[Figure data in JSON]
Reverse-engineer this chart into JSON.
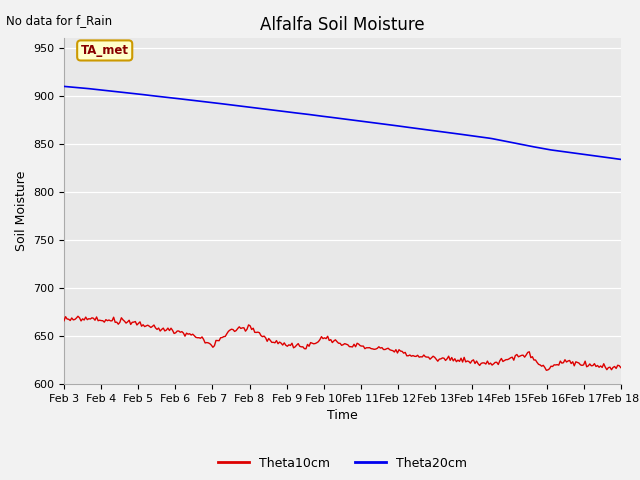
{
  "title": "Alfalfa Soil Moisture",
  "subtitle": "No data for f_Rain",
  "xlabel": "Time",
  "ylabel": "Soil Moisture",
  "ylim": [
    600,
    960
  ],
  "yticks": [
    600,
    650,
    700,
    750,
    800,
    850,
    900,
    950
  ],
  "xtick_labels": [
    "Feb 3",
    "Feb 4",
    "Feb 5",
    "Feb 6",
    "Feb 7",
    "Feb 8",
    "Feb 9",
    "Feb 10",
    "Feb 11",
    "Feb 12",
    "Feb 13",
    "Feb 14",
    "Feb 15",
    "Feb 16",
    "Feb 17",
    "Feb 18"
  ],
  "fig_bg_color": "#f2f2f2",
  "plot_bg_color": "#e8e8e8",
  "line_red_color": "#dd0000",
  "line_blue_color": "#0000ee",
  "legend_labels": [
    "Theta10cm",
    "Theta20cm"
  ],
  "ta_met_label": "TA_met",
  "ta_met_box_color": "#ffffcc",
  "ta_met_box_border": "#cc9900",
  "title_fontsize": 12,
  "label_fontsize": 9,
  "tick_fontsize": 8
}
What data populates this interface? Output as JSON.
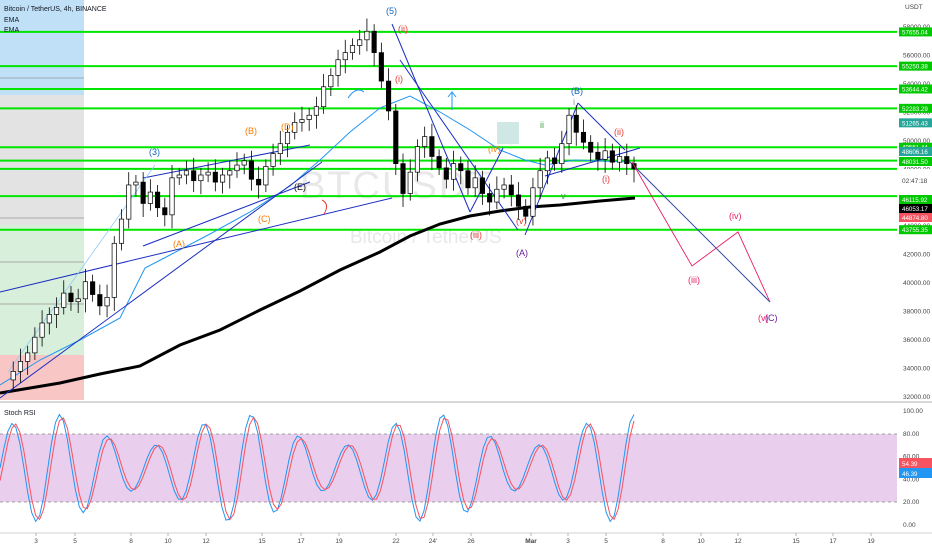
{
  "header": {
    "title": "Bitcoin / TetherUS, 4h, BINANCE",
    "indicators": [
      "EMA",
      "EMA"
    ]
  },
  "watermark": {
    "symbol": "BTCUSDT",
    "name": "Bitcoin / TetherUS"
  },
  "axis": {
    "currency_label": "USDT"
  },
  "price_labels": {
    "p58000": "58000.00",
    "p56000": "56000.00",
    "p54000": "54000.00",
    "p52000": "52000.00",
    "p50000": "50000.00",
    "p48000": "48000.00",
    "p46000": "46000.00",
    "p44000": "44000.00",
    "p42000": "42000.00",
    "p40000": "40000.00",
    "p38000": "38000.00",
    "p36000": "36000.00",
    "p34000": "34000.00",
    "p32000": "32000.00"
  },
  "level_labels": {
    "l1": "57655.04",
    "l2": "55250.38",
    "l3": "53644.42",
    "l4": "52283.29",
    "l5": "51265.43",
    "l6": "49551.44",
    "l7": "48606.16",
    "l8": "48031.50",
    "l9": "47727.45",
    "l10": "47110.09",
    "l11": "46115.92",
    "l12": "46053.17",
    "l13": "44874.80",
    "l14": "43755.35"
  },
  "extra_labels": {
    "timer": "02:47:18"
  },
  "date_labels": {
    "d3": "3",
    "d5": "5",
    "d8": "8",
    "d10": "10",
    "d12": "12",
    "d15": "15",
    "d17": "17",
    "d19": "19",
    "d22": "22",
    "d24": "24'",
    "d26": "26",
    "dmar": "Mar",
    "d3b": "3",
    "d5b": "5",
    "d8b": "8",
    "d10b": "10",
    "d12b": "12",
    "d15b": "15",
    "d17b": "17",
    "d19b": "19"
  },
  "rsi": {
    "title": "Stoch RSI",
    "ticks": {
      "t100": "100.00",
      "t80": "80.00",
      "t60": "60.00",
      "t40": "40.00",
      "t20": "20.00",
      "t0": "0.00"
    },
    "k_value": "54.39",
    "d_value": "46.39"
  },
  "waves": {
    "w3": "(3)",
    "w5": "(5)",
    "wA": "(A)",
    "wB": "(B)",
    "wC": "(C)",
    "wD": "(D)",
    "wE": "(E)",
    "wi": "(i)",
    "wii": "(ii)",
    "wiii": "(iii)",
    "wiv": "(iv)",
    "wv": "(v)",
    "wAbig": "(A)",
    "wBbig": "(B)",
    "wCbig": "(C)",
    "wi2": "(i)",
    "wii2": "(ii)",
    "wiii2": "(iii)",
    "wiv2": "(iv)",
    "wiii3": "(iii)",
    "wiv3": "(iv)",
    "wv3": "(v)",
    "wi_pink": "(i)",
    "wii_pink": "(ii)",
    "gi": "i",
    "gii": "ii",
    "gv": "v",
    "wsmall_i": "i"
  },
  "colors": {
    "level_green": "#00e600",
    "ema_fast": "#2196f3",
    "ema_slow": "#000000",
    "trend_line": "#1a2ebf",
    "rsi_k": "#2196f3",
    "rsi_d": "#f7525f",
    "rsi_band": "#e1bee7",
    "candle_up": "#000000",
    "candle_down": "#000000",
    "projection": "#e91e63",
    "wave_orange": "#f57c00",
    "wave_red": "#e53935",
    "wave_purple": "#6a1b9a",
    "wave_blue": "#1565c0"
  },
  "chart_data": {
    "type": "line",
    "instrument": "Bitcoin / TetherUS, 4h, BINANCE",
    "y_axis_unit": "USDT",
    "ylim": [
      32000,
      60000
    ],
    "horizontal_levels": [
      57655.04,
      55250.38,
      53644.42,
      52283.29,
      49551.44,
      48606.16,
      48031.5,
      46115.92,
      43755.35
    ],
    "series": [
      {
        "name": "price",
        "points": [
          [
            "Feb 1",
            33200
          ],
          [
            "Feb 2",
            34000
          ],
          [
            "Feb 3",
            35200
          ],
          [
            "Feb 4",
            37100
          ],
          [
            "Feb 5",
            38200
          ],
          [
            "Feb 6",
            39400
          ],
          [
            "Feb 7",
            38600
          ],
          [
            "Feb 8",
            43500
          ],
          [
            "Feb 9",
            47100
          ],
          [
            "Feb 10",
            45600
          ],
          [
            "Feb 11",
            47800
          ],
          [
            "Feb 12",
            47600
          ],
          [
            "Feb 13",
            47200
          ],
          [
            "Feb 14",
            48600
          ],
          [
            "Feb 15",
            46900
          ],
          [
            "Feb 16",
            49200
          ],
          [
            "Feb 17",
            51800
          ],
          [
            "Feb 18",
            52100
          ],
          [
            "Feb 19",
            55600
          ],
          [
            "Feb 20",
            56800
          ],
          [
            "Feb 21",
            57700
          ],
          [
            "Feb 22",
            53700
          ],
          [
            "Feb 23",
            47200
          ],
          [
            "Feb 24",
            50500
          ],
          [
            "Feb 25",
            48400
          ],
          [
            "Feb 26",
            46600
          ],
          [
            "Feb 27",
            46300
          ],
          [
            "Feb 28",
            44700
          ],
          [
            "Mar 1",
            48800
          ],
          [
            "Mar 2",
            48400
          ],
          [
            "Mar 3",
            51900
          ],
          [
            "Mar 4",
            49200
          ],
          [
            "Mar 5",
            48500
          ],
          [
            "Mar 6",
            48900
          ],
          [
            "Mar 6b",
            48031.5
          ]
        ]
      },
      {
        "name": "projection",
        "points": [
          [
            "Mar 7",
            48200
          ],
          [
            "Mar 9",
            41400
          ],
          [
            "Mar 12",
            43800
          ],
          [
            "Mar 14",
            38200
          ]
        ]
      }
    ],
    "stoch_rsi": {
      "k": 54.39,
      "d": 46.39,
      "bands": [
        20,
        80
      ],
      "range": [
        0,
        100
      ]
    }
  }
}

Written instruction:
Take every line that includes the string "Bitcoin" and copy it.

Answer to this task:
    "title": "Bitcoin / TetherUS, 4h, BINANCE",
    "name": "Bitcoin / TetherUS"
    "instrument": "Bitcoin / TetherUS, 4h, BINANCE",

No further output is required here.